* Start GIVEN DATA *

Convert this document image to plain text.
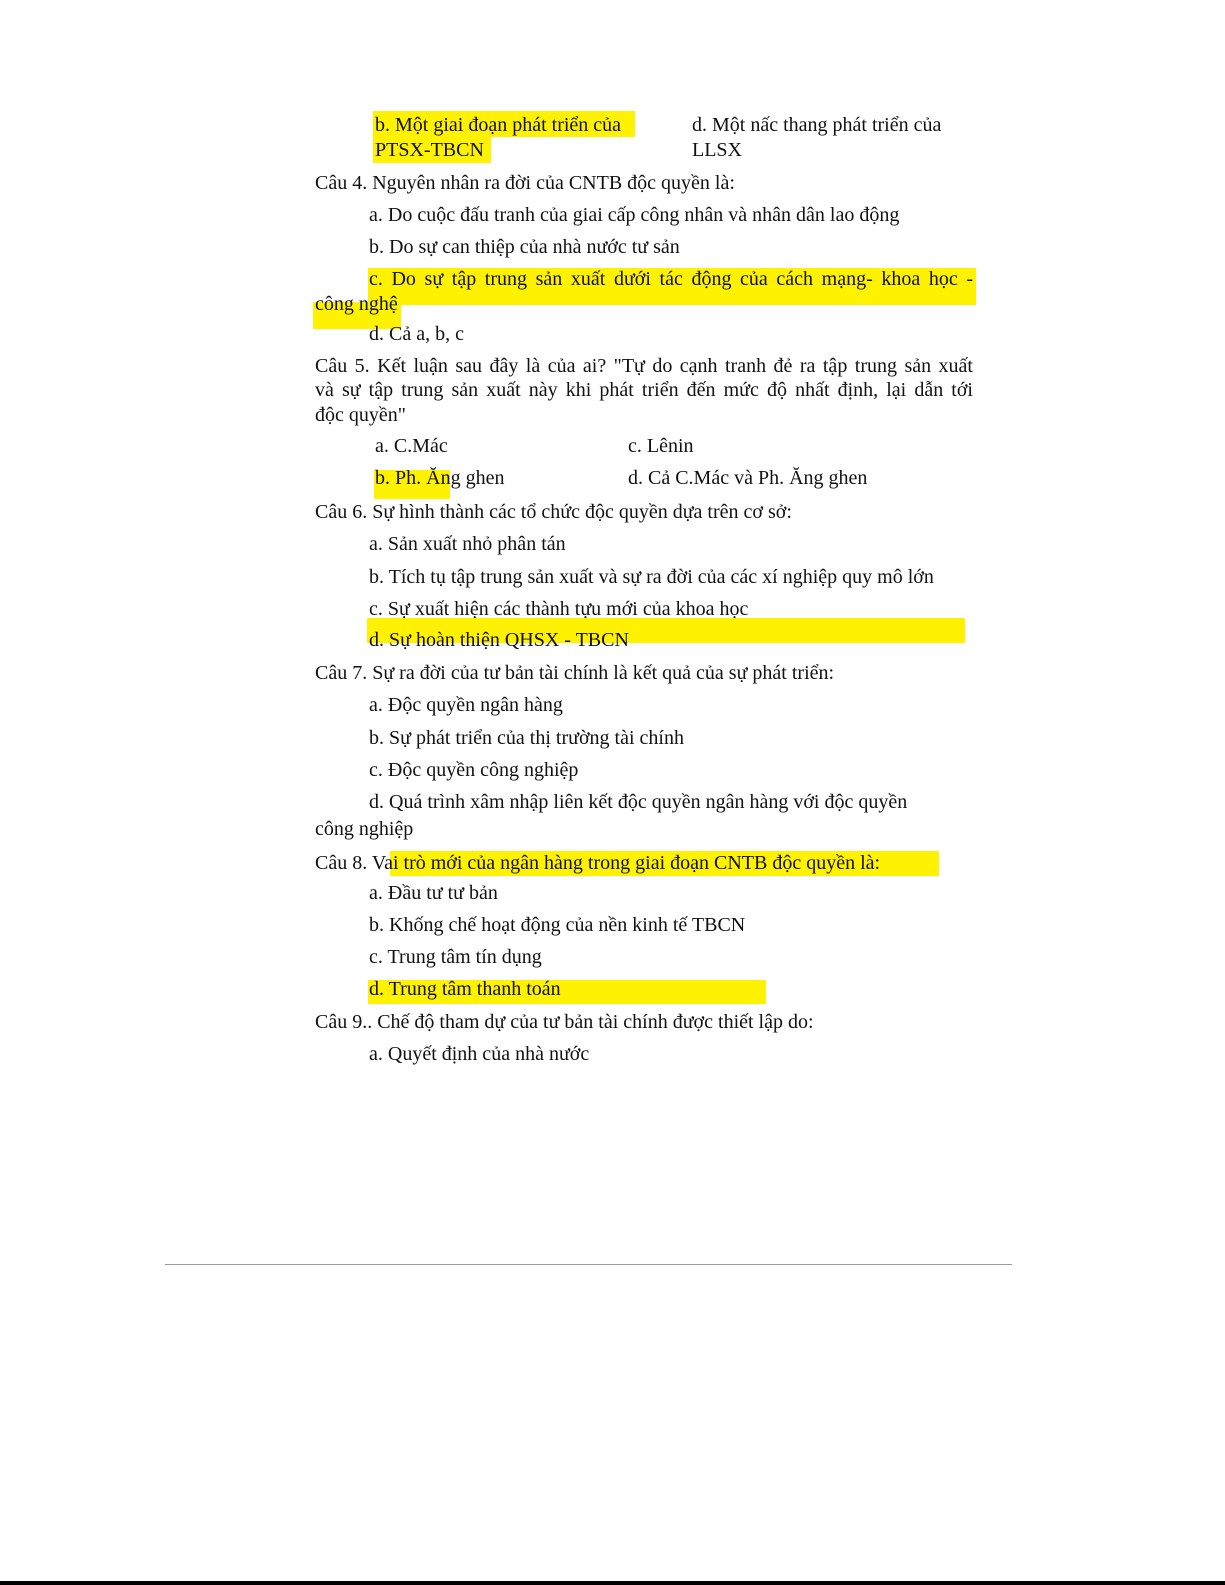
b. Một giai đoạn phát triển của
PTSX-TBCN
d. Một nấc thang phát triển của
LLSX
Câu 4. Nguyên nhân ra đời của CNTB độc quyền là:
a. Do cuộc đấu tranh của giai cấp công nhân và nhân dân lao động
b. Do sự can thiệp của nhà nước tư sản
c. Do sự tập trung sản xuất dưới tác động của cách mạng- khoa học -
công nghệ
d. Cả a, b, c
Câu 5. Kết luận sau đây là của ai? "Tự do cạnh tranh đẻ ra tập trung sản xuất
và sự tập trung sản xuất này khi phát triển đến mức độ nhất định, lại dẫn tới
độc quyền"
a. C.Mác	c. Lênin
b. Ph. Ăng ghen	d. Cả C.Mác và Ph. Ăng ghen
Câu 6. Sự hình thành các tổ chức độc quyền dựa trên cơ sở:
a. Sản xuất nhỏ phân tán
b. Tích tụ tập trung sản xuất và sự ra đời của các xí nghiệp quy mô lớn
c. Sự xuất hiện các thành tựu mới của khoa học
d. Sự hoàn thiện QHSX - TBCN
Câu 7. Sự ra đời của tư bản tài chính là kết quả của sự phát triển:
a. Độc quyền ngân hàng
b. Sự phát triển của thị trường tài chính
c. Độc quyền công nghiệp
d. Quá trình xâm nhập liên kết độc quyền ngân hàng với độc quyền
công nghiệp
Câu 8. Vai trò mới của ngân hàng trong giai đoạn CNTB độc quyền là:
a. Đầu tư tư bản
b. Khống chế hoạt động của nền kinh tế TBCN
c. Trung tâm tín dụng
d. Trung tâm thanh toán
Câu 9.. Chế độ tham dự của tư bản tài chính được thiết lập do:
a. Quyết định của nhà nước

* End GIVEN DATA *

• _AIM_
Write out the whole listing exactly, and drop the pictures.

• _RESPONSE_
Convert this document image to plain text.
b. Một giai đoạn phát triển của
PTSX-TBCN
d. Một nấc thang phát triển của
LLSX
Câu 4. Nguyên nhân ra đời của CNTB độc quyền là:
a. Do cuộc đấu tranh của giai cấp công nhân và nhân dân lao động
b. Do sự can thiệp của nhà nước tư sản
c. Do sự tập trung sản xuất dưới tác động của cách mạng- khoa học -
công nghệ
d. Cả a, b, c
Câu 5. Kết luận sau đây là của ai? "Tự do cạnh tranh đẻ ra tập trung sản xuất
và sự tập trung sản xuất này khi phát triển đến mức độ nhất định, lại dẫn tới
độc quyền"
a. C.Mác	c. Lênin
b. Ph. Ăng ghen	d. Cả C.Mác và Ph. Ăng ghen
Câu 6. Sự hình thành các tổ chức độc quyền dựa trên cơ sở:
a. Sản xuất nhỏ phân tán
b. Tích tụ tập trung sản xuất và sự ra đời của các xí nghiệp quy mô lớn
c. Sự xuất hiện các thành tựu mới của khoa học
d. Sự hoàn thiện QHSX - TBCN
Câu 7. Sự ra đời của tư bản tài chính là kết quả của sự phát triển:
a. Độc quyền ngân hàng
b. Sự phát triển của thị trường tài chính
c. Độc quyền công nghiệp
d. Quá trình xâm nhập liên kết độc quyền ngân hàng với độc quyền
công nghiệp
Câu 8. Vai trò mới của ngân hàng trong giai đoạn CNTB độc quyền là:
a. Đầu tư tư bản
b. Khống chế hoạt động của nền kinh tế TBCN
c. Trung tâm tín dụng
d. Trung tâm thanh toán
Câu 9.. Chế độ tham dự của tư bản tài chính được thiết lập do:
a. Quyết định của nhà nước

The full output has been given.